━━━ Information shown

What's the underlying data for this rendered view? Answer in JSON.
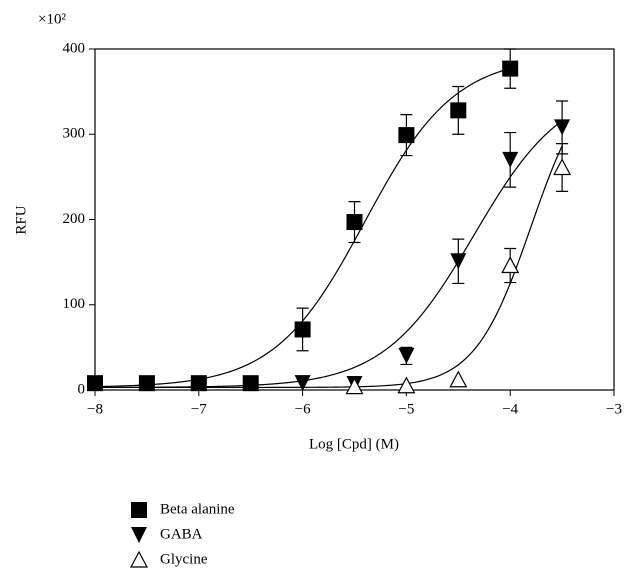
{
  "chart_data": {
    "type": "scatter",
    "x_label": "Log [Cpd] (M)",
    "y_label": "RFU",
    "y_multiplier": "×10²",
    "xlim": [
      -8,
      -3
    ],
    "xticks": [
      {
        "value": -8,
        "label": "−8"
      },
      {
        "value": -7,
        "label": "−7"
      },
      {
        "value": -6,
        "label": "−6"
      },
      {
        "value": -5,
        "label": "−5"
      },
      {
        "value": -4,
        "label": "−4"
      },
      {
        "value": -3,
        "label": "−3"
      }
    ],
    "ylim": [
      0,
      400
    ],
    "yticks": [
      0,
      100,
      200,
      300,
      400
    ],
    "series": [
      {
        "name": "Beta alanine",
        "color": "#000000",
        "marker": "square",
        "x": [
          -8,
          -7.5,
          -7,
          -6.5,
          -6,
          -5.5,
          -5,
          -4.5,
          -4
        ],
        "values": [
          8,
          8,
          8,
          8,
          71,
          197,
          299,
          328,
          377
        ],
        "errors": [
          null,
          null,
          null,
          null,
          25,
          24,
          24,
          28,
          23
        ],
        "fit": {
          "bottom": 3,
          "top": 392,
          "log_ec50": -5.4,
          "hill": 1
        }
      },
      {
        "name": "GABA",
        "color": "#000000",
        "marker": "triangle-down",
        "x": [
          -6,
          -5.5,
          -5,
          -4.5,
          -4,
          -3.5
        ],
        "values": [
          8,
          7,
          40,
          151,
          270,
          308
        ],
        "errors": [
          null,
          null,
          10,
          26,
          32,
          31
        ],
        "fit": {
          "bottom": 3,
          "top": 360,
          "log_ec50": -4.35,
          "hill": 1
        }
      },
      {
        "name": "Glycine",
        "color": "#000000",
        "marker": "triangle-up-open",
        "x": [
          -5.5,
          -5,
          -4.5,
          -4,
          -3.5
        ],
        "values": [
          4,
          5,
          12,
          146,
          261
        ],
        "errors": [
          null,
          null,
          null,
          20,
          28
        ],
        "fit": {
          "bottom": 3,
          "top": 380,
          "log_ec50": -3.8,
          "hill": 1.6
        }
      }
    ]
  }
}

━━━━━━
━━━ Information shown

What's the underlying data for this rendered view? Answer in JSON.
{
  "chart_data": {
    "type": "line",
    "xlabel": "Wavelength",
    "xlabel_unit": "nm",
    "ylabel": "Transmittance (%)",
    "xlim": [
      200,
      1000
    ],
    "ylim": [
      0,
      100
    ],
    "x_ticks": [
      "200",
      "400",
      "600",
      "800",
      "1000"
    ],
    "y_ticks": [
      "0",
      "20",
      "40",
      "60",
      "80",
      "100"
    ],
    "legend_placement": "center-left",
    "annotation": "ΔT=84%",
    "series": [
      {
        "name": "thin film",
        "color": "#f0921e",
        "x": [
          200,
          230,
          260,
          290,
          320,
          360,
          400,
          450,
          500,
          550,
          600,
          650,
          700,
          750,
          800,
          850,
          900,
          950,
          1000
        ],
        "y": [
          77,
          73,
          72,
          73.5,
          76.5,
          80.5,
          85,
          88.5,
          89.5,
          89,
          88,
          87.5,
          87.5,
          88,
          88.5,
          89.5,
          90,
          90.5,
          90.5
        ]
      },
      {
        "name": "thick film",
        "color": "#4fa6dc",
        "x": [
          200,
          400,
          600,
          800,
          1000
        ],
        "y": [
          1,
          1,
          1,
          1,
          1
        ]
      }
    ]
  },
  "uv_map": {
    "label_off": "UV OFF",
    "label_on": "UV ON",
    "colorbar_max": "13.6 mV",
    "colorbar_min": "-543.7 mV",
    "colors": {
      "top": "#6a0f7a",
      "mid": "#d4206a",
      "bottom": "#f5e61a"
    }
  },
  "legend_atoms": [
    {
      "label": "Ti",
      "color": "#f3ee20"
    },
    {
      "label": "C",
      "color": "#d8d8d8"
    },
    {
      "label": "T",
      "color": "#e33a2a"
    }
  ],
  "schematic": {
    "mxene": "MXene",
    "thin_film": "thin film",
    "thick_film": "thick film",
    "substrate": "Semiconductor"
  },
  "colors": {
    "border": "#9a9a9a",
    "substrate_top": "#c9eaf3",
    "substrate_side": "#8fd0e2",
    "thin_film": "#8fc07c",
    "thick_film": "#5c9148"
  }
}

━━━━━━
━━━ Information shown

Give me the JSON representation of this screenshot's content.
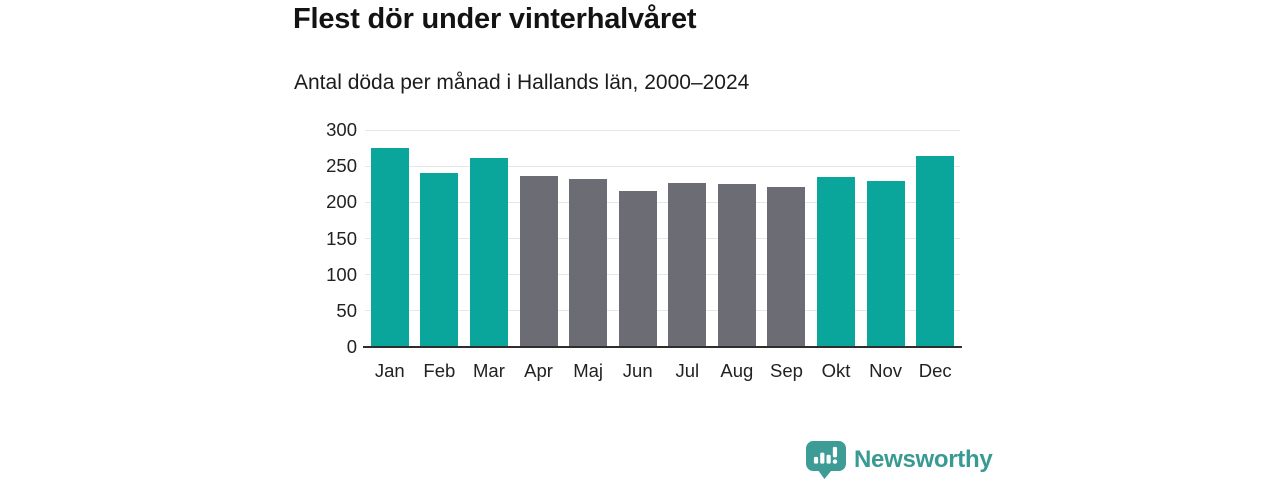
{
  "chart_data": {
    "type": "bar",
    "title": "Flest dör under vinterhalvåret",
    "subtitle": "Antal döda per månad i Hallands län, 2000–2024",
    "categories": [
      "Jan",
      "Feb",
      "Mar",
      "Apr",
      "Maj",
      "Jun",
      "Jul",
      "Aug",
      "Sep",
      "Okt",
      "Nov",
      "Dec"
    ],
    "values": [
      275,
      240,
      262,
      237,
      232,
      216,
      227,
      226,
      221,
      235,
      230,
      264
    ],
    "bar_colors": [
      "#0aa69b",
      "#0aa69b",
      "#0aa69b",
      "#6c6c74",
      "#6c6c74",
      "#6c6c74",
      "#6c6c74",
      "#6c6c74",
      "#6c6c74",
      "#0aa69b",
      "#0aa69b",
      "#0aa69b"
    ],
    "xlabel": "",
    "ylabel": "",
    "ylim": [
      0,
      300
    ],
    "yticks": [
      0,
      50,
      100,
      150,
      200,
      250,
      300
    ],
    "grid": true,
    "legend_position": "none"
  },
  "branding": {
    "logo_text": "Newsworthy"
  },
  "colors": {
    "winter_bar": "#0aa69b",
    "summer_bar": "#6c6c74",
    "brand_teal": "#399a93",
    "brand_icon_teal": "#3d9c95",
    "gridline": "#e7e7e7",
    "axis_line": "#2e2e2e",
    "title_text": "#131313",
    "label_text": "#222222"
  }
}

━━━━━━

* _Exercise goal_:
Read the entries and show each line that mentions "name".

* _Result of the exercise_:
        "name": "Beta alanine",
        "name": "GABA",
        "name": "Glycine",
        "name": "thin film",
        "name": "thick film",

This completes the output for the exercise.